* **GIVEN INSTRUCTION**
In how many lines of the data does the word "into" appear? Give the number by itself.
RECORDS SUPPLIED start
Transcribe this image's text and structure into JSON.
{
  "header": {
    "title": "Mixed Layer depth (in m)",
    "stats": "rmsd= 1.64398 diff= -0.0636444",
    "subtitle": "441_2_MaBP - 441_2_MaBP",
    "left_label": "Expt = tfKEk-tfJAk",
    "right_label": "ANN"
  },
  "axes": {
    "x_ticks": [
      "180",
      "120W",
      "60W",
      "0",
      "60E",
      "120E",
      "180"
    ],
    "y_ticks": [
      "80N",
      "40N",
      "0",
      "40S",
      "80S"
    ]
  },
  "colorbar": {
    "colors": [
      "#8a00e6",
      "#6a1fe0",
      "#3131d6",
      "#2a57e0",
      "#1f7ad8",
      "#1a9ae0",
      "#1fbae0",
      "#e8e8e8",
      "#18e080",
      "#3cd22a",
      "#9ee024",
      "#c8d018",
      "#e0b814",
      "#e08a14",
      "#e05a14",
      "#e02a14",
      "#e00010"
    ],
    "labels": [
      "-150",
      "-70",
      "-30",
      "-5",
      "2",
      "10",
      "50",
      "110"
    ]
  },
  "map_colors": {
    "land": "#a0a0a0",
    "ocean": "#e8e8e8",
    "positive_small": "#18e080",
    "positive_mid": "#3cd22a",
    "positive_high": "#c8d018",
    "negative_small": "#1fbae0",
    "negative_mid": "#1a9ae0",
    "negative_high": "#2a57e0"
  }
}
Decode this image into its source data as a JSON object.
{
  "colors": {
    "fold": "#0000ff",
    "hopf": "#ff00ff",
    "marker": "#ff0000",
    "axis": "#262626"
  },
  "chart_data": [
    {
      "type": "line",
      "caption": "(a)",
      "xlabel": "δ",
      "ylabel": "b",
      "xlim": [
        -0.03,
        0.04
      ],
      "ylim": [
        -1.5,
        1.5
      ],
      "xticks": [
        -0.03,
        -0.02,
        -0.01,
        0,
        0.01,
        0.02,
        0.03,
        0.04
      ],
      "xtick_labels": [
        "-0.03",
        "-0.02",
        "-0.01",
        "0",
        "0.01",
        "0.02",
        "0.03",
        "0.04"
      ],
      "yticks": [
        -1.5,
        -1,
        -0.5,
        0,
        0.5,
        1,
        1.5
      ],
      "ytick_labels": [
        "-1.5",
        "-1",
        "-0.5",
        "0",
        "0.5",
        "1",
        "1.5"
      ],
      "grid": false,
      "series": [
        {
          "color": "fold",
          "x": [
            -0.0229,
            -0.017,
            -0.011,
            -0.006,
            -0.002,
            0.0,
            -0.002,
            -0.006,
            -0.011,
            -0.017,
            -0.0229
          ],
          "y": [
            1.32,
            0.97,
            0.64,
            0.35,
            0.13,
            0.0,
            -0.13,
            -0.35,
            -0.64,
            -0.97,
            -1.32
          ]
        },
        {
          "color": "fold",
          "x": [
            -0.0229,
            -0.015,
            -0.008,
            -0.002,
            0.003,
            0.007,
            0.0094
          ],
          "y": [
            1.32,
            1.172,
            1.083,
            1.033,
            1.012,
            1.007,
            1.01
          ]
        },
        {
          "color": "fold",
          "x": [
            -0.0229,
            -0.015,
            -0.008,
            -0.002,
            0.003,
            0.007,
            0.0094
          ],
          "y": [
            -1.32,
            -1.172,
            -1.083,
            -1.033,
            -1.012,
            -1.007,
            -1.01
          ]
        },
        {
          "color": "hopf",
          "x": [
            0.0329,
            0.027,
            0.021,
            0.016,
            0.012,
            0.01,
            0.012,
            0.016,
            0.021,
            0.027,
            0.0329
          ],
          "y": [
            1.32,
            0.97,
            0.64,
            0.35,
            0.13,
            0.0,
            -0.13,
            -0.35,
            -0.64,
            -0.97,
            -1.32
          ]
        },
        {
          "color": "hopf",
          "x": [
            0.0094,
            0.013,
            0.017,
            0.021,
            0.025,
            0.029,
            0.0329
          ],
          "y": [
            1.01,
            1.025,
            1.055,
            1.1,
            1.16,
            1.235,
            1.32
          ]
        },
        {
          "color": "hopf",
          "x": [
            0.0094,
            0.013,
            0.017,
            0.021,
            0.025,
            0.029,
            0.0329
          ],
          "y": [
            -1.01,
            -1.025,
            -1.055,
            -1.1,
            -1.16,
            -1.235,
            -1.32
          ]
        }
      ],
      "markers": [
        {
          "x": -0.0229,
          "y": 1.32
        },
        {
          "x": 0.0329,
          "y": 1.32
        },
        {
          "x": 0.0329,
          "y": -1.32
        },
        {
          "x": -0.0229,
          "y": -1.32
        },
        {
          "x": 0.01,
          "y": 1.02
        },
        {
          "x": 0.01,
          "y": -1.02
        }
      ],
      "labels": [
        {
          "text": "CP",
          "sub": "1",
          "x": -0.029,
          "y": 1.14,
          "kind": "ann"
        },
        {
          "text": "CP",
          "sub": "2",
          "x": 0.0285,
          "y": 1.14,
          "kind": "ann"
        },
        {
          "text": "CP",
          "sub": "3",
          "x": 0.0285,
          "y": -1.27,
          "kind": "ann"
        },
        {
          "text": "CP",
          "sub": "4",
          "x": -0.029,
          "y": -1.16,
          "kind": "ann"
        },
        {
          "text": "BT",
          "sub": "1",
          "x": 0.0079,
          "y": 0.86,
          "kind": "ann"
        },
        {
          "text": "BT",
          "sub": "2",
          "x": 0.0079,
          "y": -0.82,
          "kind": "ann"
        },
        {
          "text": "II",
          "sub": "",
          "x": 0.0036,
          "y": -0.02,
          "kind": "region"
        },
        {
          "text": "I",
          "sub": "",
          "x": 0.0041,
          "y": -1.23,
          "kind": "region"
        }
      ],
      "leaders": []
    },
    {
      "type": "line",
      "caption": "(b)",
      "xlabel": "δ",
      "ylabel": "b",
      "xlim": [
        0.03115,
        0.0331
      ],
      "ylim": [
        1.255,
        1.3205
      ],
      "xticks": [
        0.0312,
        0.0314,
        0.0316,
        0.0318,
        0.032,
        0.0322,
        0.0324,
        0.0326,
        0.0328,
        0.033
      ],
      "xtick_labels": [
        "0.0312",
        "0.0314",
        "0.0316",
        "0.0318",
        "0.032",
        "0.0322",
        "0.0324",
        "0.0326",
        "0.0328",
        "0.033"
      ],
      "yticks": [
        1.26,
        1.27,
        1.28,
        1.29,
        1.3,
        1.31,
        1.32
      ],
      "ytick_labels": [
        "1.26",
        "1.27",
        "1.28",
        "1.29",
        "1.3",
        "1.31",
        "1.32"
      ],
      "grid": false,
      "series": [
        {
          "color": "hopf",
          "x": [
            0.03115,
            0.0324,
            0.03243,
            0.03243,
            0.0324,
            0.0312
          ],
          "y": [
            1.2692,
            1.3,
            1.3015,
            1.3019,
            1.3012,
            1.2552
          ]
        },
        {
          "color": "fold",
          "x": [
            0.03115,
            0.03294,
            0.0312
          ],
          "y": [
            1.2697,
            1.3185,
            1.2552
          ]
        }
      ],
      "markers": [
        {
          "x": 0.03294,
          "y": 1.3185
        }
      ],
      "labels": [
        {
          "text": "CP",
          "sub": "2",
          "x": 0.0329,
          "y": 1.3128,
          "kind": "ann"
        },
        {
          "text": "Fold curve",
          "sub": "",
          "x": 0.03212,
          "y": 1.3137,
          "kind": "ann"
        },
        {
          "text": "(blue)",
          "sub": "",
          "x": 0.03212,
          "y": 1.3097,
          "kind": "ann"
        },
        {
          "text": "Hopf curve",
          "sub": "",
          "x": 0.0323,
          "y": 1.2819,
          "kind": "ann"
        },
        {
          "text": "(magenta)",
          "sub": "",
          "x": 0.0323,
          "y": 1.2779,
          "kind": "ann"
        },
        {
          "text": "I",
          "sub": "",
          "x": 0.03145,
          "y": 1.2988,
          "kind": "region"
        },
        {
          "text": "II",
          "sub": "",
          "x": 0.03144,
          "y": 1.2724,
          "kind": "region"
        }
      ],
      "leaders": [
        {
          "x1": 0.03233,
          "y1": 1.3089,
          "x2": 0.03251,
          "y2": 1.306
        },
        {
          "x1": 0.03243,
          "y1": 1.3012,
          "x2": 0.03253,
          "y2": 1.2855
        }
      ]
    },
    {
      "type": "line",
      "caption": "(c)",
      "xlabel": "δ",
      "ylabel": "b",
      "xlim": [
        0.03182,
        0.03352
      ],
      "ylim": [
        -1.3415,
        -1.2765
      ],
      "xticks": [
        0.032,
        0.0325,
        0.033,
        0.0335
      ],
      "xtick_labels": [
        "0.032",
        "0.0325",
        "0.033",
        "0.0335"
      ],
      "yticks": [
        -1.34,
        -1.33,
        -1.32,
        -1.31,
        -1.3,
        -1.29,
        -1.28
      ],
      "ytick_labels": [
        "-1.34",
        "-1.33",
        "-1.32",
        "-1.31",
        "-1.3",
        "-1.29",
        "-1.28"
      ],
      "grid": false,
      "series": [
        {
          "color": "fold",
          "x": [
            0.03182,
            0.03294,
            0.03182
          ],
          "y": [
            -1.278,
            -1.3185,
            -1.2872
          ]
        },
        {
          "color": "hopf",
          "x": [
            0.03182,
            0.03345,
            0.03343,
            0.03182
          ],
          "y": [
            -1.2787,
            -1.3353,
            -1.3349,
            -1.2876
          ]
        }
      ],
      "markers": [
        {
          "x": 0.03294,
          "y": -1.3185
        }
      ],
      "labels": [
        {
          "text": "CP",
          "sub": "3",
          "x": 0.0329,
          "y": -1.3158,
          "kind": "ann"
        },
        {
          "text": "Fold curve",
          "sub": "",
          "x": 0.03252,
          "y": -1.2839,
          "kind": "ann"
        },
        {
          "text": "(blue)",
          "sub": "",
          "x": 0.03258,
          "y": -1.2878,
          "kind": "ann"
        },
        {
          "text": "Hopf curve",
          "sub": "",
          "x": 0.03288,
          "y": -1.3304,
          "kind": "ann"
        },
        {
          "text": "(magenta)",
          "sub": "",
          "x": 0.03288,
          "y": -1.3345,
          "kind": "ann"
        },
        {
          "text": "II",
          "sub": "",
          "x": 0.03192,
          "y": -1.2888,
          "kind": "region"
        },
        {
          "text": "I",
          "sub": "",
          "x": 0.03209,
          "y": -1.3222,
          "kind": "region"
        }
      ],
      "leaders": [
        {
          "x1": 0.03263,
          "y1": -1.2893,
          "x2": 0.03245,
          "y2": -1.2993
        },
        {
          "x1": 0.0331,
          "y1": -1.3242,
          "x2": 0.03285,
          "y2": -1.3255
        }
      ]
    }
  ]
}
RECORDS SUPPLIED end
* **PROBLEM SOLUTION**
2